BEGIN RECORDS SUPPLIED

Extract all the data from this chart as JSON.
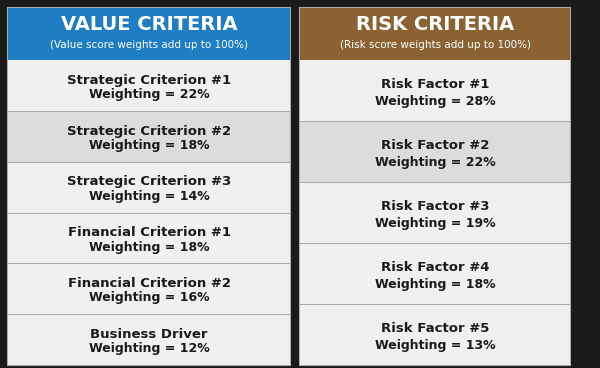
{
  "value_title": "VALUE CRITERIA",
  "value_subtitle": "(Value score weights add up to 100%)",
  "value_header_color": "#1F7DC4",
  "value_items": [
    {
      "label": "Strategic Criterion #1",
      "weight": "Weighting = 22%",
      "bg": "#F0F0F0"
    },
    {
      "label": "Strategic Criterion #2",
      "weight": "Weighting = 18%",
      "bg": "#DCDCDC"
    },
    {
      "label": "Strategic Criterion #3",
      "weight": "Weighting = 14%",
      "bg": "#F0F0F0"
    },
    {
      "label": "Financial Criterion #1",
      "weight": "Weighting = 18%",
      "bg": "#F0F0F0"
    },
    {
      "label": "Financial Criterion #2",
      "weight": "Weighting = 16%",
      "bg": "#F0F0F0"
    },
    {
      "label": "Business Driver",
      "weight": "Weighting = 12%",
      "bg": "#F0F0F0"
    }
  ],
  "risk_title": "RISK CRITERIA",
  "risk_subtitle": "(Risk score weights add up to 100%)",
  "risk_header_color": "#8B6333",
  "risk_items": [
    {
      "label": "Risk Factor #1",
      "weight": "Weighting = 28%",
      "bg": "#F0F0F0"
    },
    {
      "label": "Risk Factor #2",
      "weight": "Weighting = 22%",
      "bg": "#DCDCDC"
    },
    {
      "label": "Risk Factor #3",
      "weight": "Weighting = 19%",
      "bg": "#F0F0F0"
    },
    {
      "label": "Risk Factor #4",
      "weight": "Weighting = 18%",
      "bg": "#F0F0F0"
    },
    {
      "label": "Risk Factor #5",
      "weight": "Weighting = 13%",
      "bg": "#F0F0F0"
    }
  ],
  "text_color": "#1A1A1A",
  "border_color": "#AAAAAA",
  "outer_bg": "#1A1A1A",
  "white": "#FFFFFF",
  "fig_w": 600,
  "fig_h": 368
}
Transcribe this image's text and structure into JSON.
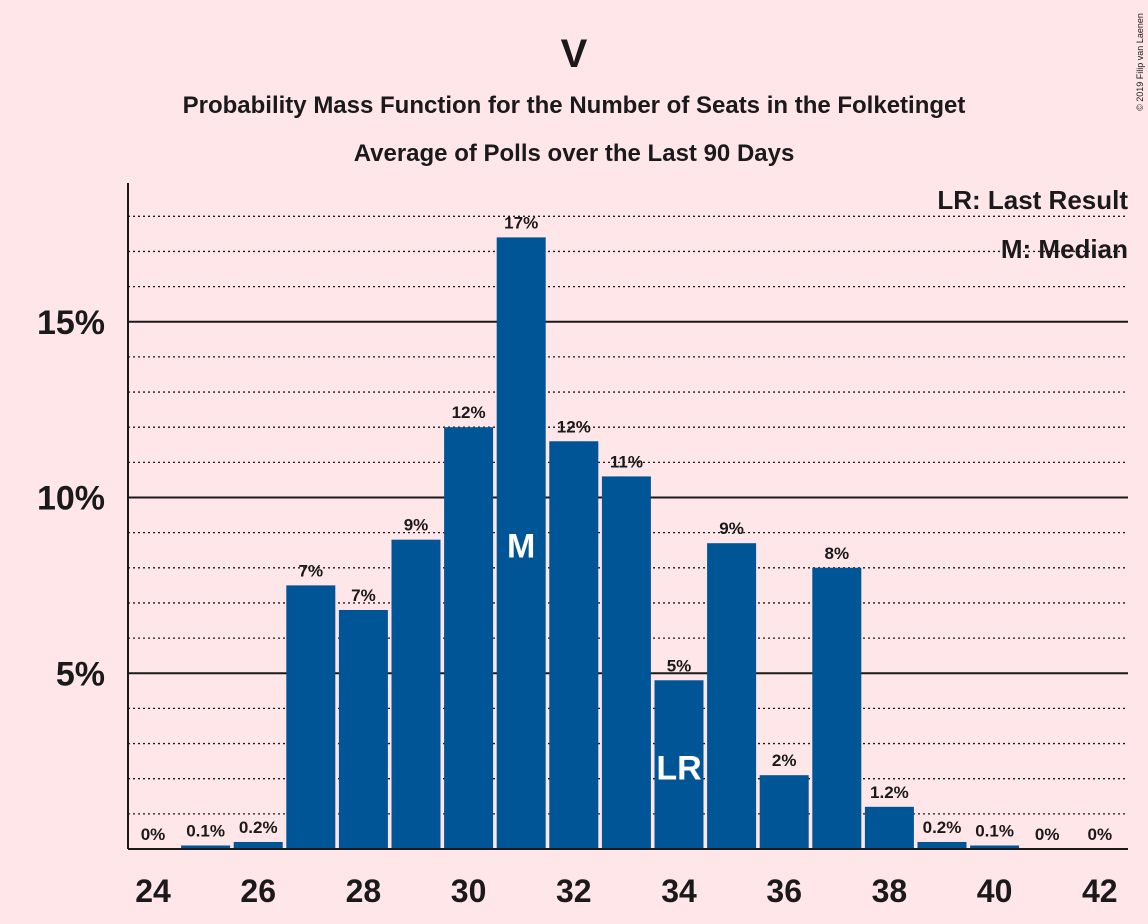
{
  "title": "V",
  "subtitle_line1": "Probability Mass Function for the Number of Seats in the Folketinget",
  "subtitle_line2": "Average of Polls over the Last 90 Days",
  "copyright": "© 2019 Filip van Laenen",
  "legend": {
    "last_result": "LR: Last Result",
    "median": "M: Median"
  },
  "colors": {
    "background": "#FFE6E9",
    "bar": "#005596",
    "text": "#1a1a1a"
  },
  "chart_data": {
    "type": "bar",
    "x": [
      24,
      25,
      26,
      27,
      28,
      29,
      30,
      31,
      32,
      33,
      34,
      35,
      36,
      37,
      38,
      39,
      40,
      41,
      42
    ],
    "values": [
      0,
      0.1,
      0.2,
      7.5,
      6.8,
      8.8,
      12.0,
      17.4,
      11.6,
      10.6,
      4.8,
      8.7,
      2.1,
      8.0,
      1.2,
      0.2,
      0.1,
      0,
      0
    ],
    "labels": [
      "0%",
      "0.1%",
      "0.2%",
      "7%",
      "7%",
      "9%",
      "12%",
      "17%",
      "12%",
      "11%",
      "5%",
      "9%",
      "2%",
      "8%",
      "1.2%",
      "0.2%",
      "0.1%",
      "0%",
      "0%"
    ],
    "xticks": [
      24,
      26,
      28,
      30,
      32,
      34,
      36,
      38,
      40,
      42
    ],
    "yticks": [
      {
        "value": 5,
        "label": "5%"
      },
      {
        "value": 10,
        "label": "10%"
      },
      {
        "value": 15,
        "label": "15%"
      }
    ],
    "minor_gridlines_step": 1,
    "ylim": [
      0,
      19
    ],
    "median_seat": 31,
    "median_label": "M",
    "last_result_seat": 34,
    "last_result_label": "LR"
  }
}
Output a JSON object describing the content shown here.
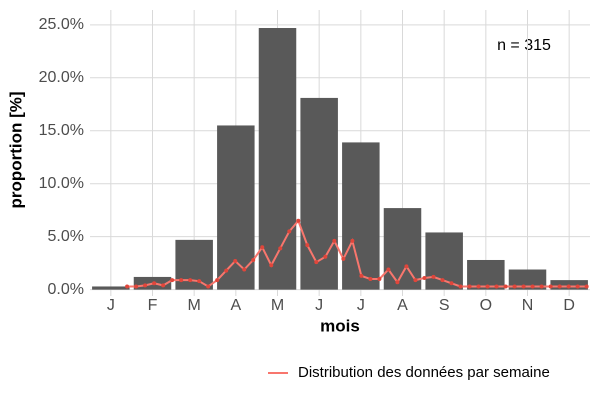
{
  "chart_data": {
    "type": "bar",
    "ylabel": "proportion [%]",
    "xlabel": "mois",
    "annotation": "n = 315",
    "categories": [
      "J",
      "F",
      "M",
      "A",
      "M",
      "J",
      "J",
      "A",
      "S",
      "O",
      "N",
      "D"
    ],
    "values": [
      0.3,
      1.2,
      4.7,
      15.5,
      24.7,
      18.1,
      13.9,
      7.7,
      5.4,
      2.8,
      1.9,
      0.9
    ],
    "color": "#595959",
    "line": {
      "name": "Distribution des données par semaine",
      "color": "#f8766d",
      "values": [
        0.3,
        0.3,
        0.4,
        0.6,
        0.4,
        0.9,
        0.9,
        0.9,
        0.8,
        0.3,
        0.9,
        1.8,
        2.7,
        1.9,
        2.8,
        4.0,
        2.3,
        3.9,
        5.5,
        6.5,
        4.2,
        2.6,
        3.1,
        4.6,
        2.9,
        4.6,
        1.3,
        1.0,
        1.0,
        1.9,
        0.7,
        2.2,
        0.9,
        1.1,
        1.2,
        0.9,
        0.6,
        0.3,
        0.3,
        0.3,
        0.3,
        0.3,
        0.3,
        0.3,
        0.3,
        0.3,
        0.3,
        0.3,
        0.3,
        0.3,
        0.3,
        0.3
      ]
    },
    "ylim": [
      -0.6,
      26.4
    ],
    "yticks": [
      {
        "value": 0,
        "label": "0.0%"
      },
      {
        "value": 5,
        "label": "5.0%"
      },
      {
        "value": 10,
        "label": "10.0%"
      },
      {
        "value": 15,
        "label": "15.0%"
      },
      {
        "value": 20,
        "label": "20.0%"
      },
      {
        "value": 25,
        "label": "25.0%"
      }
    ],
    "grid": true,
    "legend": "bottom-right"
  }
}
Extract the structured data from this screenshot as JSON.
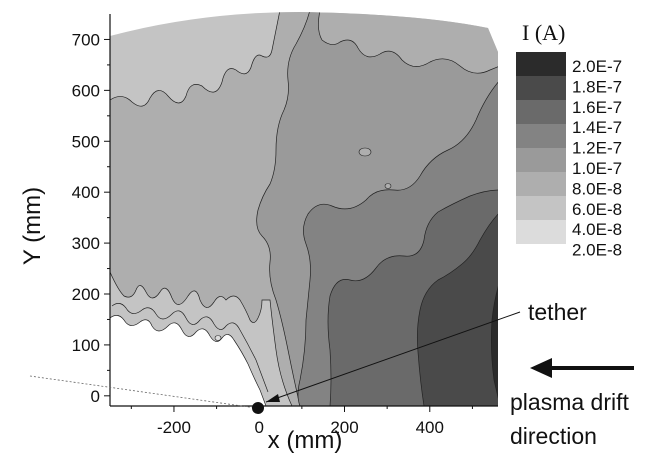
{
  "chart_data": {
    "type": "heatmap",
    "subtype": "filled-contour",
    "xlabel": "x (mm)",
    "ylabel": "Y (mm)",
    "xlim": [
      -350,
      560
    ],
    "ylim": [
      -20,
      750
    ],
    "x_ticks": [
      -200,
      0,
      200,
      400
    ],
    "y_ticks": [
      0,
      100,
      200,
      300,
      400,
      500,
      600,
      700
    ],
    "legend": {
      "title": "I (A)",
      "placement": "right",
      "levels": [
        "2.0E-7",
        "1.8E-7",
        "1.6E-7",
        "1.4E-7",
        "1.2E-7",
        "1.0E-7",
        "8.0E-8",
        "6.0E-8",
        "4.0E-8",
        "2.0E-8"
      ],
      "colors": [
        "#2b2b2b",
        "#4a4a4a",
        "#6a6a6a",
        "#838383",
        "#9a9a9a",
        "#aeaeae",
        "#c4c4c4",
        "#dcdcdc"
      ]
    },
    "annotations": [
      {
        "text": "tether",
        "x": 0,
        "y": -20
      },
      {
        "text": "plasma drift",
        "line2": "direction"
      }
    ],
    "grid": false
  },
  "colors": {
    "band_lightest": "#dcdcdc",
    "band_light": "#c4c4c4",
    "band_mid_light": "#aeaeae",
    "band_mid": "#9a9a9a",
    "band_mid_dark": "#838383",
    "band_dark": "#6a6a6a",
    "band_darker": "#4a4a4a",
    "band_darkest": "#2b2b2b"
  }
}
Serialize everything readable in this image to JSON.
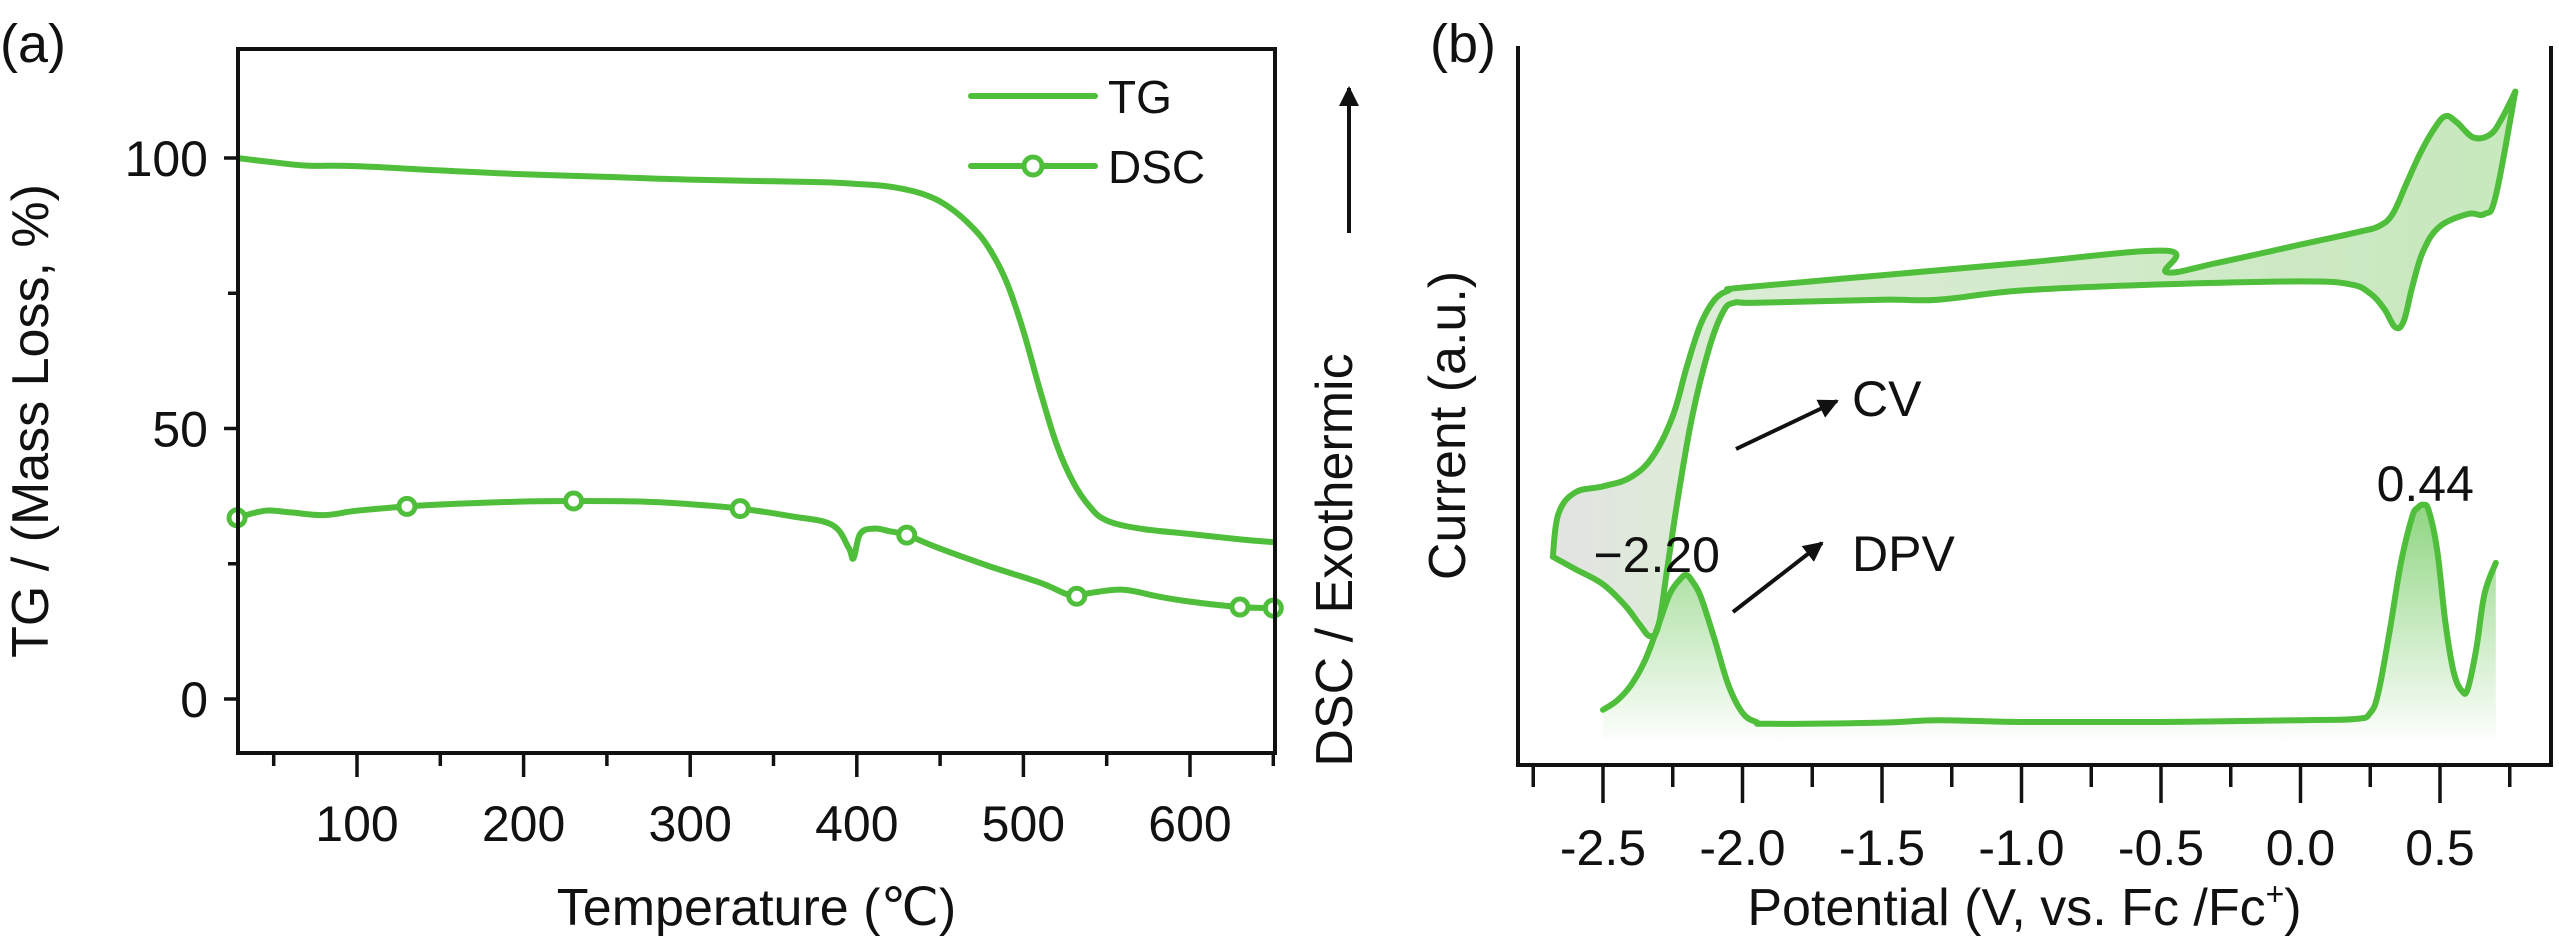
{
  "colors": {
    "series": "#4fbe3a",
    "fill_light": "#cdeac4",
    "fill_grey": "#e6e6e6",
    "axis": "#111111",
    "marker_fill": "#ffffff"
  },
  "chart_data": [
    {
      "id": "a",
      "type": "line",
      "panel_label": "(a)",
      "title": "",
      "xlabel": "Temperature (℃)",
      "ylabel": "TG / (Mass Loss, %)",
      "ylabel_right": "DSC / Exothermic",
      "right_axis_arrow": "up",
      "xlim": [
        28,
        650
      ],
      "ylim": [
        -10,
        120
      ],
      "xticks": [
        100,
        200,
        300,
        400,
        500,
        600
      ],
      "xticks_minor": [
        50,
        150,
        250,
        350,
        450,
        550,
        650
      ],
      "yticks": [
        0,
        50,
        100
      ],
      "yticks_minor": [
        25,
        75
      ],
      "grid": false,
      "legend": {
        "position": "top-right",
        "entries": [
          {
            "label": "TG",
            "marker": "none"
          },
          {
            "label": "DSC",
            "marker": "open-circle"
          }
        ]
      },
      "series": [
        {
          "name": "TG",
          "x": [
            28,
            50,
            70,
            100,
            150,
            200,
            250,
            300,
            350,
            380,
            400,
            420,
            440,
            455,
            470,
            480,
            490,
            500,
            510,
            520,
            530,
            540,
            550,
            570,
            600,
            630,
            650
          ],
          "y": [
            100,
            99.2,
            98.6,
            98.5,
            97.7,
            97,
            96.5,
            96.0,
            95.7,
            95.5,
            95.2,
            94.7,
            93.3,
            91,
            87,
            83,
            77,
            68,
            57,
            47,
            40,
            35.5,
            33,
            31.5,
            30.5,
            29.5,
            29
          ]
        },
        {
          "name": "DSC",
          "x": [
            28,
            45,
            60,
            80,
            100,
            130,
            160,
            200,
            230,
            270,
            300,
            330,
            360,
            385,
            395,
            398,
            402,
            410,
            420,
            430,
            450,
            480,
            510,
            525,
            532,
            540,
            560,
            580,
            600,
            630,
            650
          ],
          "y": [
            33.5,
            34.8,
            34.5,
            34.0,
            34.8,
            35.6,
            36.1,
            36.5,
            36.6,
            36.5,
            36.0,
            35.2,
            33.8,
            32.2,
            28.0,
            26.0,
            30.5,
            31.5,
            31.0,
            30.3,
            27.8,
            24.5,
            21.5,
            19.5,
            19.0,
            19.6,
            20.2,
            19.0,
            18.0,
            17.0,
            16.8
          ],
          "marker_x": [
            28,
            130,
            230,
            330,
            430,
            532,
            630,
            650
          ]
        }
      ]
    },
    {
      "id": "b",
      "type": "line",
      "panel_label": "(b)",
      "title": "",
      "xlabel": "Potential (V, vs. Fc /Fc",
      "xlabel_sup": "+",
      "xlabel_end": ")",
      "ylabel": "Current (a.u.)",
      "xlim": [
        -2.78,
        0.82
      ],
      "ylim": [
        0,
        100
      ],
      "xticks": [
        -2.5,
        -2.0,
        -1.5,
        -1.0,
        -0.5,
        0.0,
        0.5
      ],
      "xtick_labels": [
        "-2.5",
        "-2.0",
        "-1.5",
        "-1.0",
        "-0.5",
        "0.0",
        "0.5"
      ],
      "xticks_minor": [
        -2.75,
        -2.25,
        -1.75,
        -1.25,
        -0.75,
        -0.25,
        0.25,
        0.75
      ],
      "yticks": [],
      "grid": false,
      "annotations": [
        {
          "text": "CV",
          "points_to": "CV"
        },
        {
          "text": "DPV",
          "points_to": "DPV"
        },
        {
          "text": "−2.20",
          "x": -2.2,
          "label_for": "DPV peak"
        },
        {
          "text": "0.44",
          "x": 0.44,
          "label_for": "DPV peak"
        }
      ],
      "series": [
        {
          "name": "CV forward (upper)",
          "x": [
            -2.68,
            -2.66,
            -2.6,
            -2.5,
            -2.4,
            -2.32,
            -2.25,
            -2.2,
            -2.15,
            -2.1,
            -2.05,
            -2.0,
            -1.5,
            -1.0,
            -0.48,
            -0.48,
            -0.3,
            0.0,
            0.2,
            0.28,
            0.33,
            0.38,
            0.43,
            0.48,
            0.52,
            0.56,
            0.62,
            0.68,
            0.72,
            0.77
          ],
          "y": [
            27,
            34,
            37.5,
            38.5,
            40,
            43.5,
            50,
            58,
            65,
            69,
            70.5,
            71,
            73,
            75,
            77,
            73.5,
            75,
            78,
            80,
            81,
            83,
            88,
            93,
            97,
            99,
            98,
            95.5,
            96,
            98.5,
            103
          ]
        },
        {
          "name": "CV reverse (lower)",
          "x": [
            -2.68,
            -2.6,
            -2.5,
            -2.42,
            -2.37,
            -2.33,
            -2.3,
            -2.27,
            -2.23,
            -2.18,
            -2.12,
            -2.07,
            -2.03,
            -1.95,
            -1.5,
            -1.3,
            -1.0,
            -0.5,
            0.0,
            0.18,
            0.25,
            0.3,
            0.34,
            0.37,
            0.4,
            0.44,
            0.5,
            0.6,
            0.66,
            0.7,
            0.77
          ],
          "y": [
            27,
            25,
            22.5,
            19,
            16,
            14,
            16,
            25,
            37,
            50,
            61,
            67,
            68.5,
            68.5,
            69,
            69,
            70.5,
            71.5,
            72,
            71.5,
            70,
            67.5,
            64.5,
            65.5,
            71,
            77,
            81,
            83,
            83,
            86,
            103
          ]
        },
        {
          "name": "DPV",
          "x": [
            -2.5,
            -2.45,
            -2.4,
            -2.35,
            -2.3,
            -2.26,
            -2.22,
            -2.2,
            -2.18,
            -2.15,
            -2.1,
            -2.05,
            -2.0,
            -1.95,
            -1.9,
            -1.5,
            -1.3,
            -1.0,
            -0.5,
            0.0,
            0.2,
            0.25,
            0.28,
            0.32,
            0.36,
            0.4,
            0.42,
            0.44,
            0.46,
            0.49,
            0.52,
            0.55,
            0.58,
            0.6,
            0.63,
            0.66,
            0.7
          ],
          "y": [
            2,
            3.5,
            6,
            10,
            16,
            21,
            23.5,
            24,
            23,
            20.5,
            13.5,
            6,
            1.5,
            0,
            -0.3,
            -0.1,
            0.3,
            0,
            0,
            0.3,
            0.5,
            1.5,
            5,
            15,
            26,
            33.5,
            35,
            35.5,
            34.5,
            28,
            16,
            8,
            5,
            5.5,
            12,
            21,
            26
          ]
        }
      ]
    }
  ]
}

END RECORDS SUPPLIED

**WHAT TO WORK ON:** Copy each line above that contains the word "Mass".

**OUTPUT FOR THIS TASK:**
  "subtitle_line1": "Probability Mass Function for the Number of Seats in the Folketinget",
      "ylabel": "TG / (Mass Loss, %)",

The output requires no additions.